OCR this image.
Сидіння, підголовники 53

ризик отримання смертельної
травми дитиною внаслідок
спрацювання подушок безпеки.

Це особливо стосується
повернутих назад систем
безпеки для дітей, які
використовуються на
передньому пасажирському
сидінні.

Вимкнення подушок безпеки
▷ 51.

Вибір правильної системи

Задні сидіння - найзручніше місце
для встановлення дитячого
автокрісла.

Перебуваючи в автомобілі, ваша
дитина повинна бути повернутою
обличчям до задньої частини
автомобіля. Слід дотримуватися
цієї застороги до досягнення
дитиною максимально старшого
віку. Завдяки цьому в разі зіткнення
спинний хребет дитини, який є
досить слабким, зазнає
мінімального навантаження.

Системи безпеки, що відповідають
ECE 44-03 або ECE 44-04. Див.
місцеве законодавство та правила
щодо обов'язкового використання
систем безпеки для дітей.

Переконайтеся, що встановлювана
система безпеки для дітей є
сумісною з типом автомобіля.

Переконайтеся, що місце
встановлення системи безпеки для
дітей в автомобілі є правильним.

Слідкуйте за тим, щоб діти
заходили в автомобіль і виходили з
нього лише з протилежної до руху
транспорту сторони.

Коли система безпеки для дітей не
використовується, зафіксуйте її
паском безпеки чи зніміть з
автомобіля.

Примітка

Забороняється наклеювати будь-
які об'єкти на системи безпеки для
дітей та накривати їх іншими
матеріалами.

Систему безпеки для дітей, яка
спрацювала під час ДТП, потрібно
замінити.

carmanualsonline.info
--
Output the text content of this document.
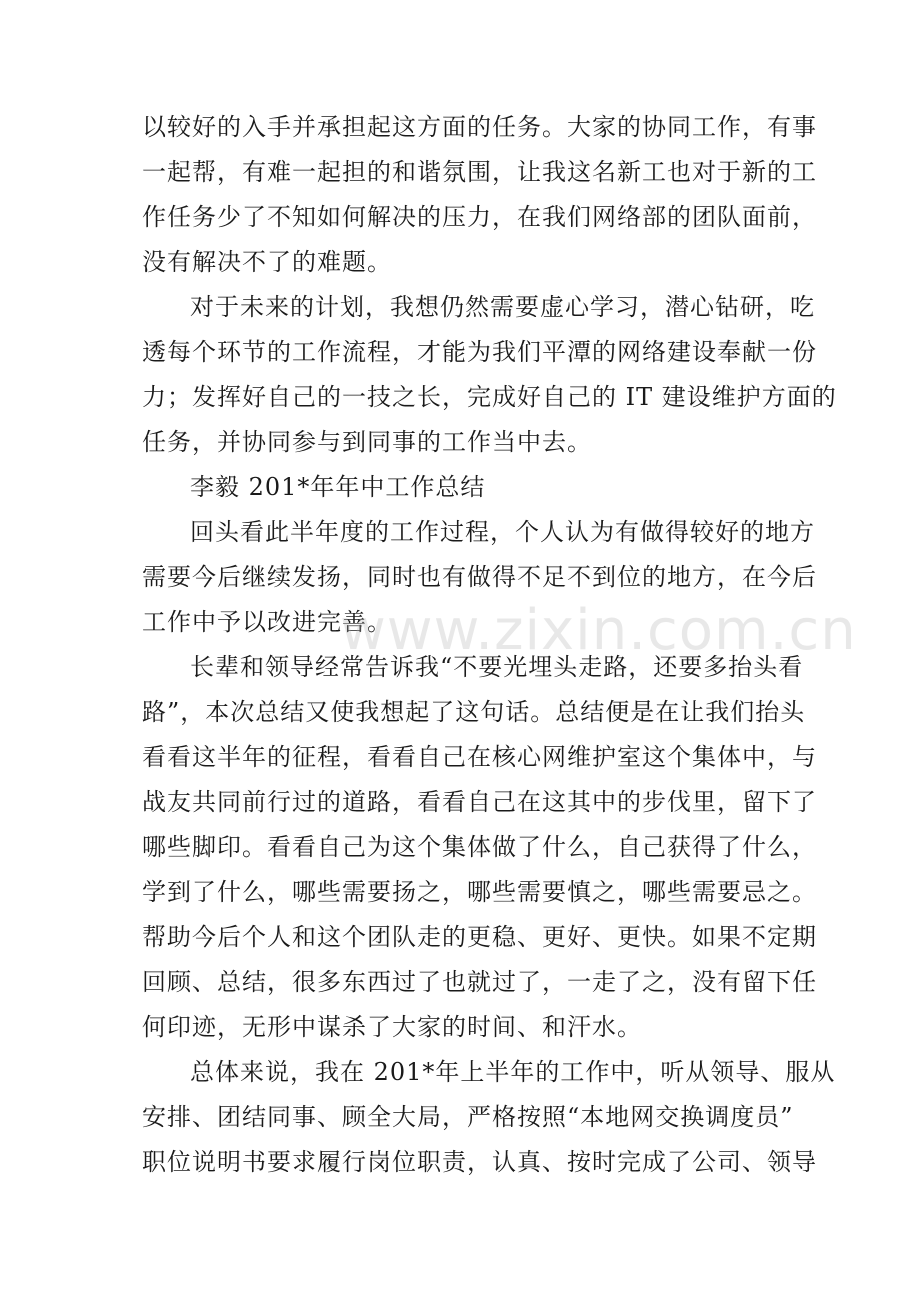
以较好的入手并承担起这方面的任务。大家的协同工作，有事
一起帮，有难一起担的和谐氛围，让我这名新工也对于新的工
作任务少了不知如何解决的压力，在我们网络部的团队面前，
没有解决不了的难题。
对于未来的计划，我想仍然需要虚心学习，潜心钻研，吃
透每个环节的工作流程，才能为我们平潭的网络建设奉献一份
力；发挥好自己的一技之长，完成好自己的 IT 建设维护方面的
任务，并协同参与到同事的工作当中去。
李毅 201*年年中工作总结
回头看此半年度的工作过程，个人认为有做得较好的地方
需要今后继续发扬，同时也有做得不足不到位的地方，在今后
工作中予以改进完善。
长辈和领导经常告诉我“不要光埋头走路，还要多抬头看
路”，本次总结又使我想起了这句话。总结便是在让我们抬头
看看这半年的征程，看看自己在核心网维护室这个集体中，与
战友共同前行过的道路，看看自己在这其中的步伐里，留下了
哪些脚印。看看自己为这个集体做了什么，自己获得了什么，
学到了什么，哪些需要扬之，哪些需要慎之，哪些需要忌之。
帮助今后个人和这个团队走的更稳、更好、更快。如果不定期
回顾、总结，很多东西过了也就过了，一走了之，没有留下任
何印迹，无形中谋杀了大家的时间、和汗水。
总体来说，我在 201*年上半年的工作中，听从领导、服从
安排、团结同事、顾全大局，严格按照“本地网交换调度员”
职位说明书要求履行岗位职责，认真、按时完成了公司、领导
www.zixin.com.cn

● OBJECTIVE:
Identify every line above with the string "this" in it. Copy those lines.

● WORKED ANSWER:
OCR this image.
Output the text content of this document.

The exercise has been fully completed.